● Task goal: Render the rows from the first one through the one containing "The second outer" as a Markdown table with the columns "No." and "Text," numbering each row and leaving out any blank line.

┌─ Available data

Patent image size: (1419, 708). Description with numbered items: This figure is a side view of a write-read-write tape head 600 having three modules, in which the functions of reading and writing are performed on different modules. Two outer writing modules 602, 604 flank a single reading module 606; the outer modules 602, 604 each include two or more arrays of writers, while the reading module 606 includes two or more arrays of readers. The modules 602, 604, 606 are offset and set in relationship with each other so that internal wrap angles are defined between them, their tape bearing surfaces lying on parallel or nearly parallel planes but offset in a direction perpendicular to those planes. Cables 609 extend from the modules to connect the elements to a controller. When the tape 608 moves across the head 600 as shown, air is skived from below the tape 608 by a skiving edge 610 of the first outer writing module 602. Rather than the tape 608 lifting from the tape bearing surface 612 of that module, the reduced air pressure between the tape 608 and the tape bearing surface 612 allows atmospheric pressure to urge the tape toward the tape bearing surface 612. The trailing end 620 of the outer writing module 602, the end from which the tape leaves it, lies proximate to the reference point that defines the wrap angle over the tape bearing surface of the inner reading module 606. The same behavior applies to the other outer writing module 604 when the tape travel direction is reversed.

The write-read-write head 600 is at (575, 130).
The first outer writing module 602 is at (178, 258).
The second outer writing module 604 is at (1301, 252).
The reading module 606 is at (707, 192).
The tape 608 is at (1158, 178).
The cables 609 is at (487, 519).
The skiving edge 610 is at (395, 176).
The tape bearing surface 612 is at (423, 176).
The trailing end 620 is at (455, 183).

└─

● Task result:
| No. | Text |
|---|---|
| 1 | Patent image size: (1419, 708). Description with numbered items: This figure is a side view of a write-read-write tape head 600 having three modules, in which the functions of reading and writing are performed on different modules. Two outer writing modules 602, 604 flank a single reading module 606; the outer modules 602, 604 each include two or more arrays of writers, while the reading module 606 includes two or more arrays of readers. The modules 602, 604, 606 are offset and set in relationship with each other so that internal wrap angles are defined between them, their tape bearing surfaces lying on parallel or nearly parallel planes but offset in a direction perpendicular to those planes. Cables 609 extend from the modules to connect the elements to a controller. When the tape 608 moves across the head 600 as shown, air is skived from below the tape 608 by a skiving edge 610 of the first outer writing module 602. Rather than the tape 608 lifting from the tape bearing surface 612 of that module, the reduced air pressure between the tape 608 and the tape bearing surface 612 allows atmospheric pressure to urge the tape toward the tape bearing surface 612. The trailing end 620 of the outer writing module 602, the end from which the tape leaves it, lies proximate to the reference point that defines the wrap angle over the tape bearing surface of the inner reading module 606. The same behavior applies to the other outer writing module 604 when the tape travel direction is reversed. |
| 2 | The write-read-write head 600 is at (575, 130). |
| 3 | The first outer writing module 602 is at (178, 258). |
| 4 | The second outer writing module 604 is at (1301, 252). |